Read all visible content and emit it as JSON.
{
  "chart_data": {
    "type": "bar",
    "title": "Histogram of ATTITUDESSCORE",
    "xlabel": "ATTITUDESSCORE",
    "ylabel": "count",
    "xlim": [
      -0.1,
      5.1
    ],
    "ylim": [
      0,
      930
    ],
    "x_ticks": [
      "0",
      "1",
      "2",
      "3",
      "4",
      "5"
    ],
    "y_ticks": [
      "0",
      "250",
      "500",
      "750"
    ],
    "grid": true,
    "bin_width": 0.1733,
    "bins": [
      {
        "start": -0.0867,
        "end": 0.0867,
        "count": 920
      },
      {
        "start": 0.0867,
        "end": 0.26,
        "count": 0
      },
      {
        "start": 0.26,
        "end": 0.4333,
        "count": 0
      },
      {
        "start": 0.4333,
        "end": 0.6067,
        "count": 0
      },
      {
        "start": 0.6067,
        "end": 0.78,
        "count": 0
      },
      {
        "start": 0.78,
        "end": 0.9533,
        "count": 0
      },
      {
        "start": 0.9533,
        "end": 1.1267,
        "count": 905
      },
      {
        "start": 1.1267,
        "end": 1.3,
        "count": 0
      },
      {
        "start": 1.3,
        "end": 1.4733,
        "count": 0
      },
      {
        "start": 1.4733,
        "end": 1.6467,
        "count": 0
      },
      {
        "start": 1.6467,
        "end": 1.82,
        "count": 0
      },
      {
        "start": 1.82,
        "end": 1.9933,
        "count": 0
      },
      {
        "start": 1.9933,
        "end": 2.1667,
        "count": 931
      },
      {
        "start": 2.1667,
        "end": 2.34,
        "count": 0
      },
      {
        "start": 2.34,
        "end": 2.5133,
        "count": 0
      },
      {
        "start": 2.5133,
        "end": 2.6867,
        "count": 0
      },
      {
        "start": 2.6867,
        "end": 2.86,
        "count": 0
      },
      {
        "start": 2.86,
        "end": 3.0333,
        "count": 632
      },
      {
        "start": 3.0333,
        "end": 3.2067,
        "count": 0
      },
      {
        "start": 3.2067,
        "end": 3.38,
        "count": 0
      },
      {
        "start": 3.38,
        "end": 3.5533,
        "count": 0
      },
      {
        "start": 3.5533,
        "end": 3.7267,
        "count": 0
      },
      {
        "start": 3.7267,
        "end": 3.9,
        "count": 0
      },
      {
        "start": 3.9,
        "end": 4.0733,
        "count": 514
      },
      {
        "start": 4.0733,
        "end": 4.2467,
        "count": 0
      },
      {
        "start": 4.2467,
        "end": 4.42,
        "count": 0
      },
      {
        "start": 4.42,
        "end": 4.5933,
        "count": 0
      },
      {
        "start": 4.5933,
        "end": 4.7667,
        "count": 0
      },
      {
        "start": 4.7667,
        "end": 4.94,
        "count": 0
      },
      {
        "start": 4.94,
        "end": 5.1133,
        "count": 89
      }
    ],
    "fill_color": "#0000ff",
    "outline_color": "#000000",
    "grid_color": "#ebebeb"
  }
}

** Short problem **
Copy out the whole listing exactly.

** Result of this exercise **
Read all visible content and emit it as JSON.
{
  "chart_data": {
    "type": "bar",
    "title": "Histogram of ATTITUDESSCORE",
    "xlabel": "ATTITUDESSCORE",
    "ylabel": "count",
    "xlim": [
      -0.1,
      5.1
    ],
    "ylim": [
      0,
      930
    ],
    "x_ticks": [
      "0",
      "1",
      "2",
      "3",
      "4",
      "5"
    ],
    "y_ticks": [
      "0",
      "250",
      "500",
      "750"
    ],
    "grid": true,
    "bin_width": 0.1733,
    "bins": [
      {
        "start": -0.0867,
        "end": 0.0867,
        "count": 920
      },
      {
        "start": 0.0867,
        "end": 0.26,
        "count": 0
      },
      {
        "start": 0.26,
        "end": 0.4333,
        "count": 0
      },
      {
        "start": 0.4333,
        "end": 0.6067,
        "count": 0
      },
      {
        "start": 0.6067,
        "end": 0.78,
        "count": 0
      },
      {
        "start": 0.78,
        "end": 0.9533,
        "count": 0
      },
      {
        "start": 0.9533,
        "end": 1.1267,
        "count": 905
      },
      {
        "start": 1.1267,
        "end": 1.3,
        "count": 0
      },
      {
        "start": 1.3,
        "end": 1.4733,
        "count": 0
      },
      {
        "start": 1.4733,
        "end": 1.6467,
        "count": 0
      },
      {
        "start": 1.6467,
        "end": 1.82,
        "count": 0
      },
      {
        "start": 1.82,
        "end": 1.9933,
        "count": 0
      },
      {
        "start": 1.9933,
        "end": 2.1667,
        "count": 931
      },
      {
        "start": 2.1667,
        "end": 2.34,
        "count": 0
      },
      {
        "start": 2.34,
        "end": 2.5133,
        "count": 0
      },
      {
        "start": 2.5133,
        "end": 2.6867,
        "count": 0
      },
      {
        "start": 2.6867,
        "end": 2.86,
        "count": 0
      },
      {
        "start": 2.86,
        "end": 3.0333,
        "count": 632
      },
      {
        "start": 3.0333,
        "end": 3.2067,
        "count": 0
      },
      {
        "start": 3.2067,
        "end": 3.38,
        "count": 0
      },
      {
        "start": 3.38,
        "end": 3.5533,
        "count": 0
      },
      {
        "start": 3.5533,
        "end": 3.7267,
        "count": 0
      },
      {
        "start": 3.7267,
        "end": 3.9,
        "count": 0
      },
      {
        "start": 3.9,
        "end": 4.0733,
        "count": 514
      },
      {
        "start": 4.0733,
        "end": 4.2467,
        "count": 0
      },
      {
        "start": 4.2467,
        "end": 4.42,
        "count": 0
      },
      {
        "start": 4.42,
        "end": 4.5933,
        "count": 0
      },
      {
        "start": 4.5933,
        "end": 4.7667,
        "count": 0
      },
      {
        "start": 4.7667,
        "end": 4.94,
        "count": 0
      },
      {
        "start": 4.94,
        "end": 5.1133,
        "count": 89
      }
    ],
    "fill_color": "#0000ff",
    "outline_color": "#000000",
    "grid_color": "#ebebeb"
  }
}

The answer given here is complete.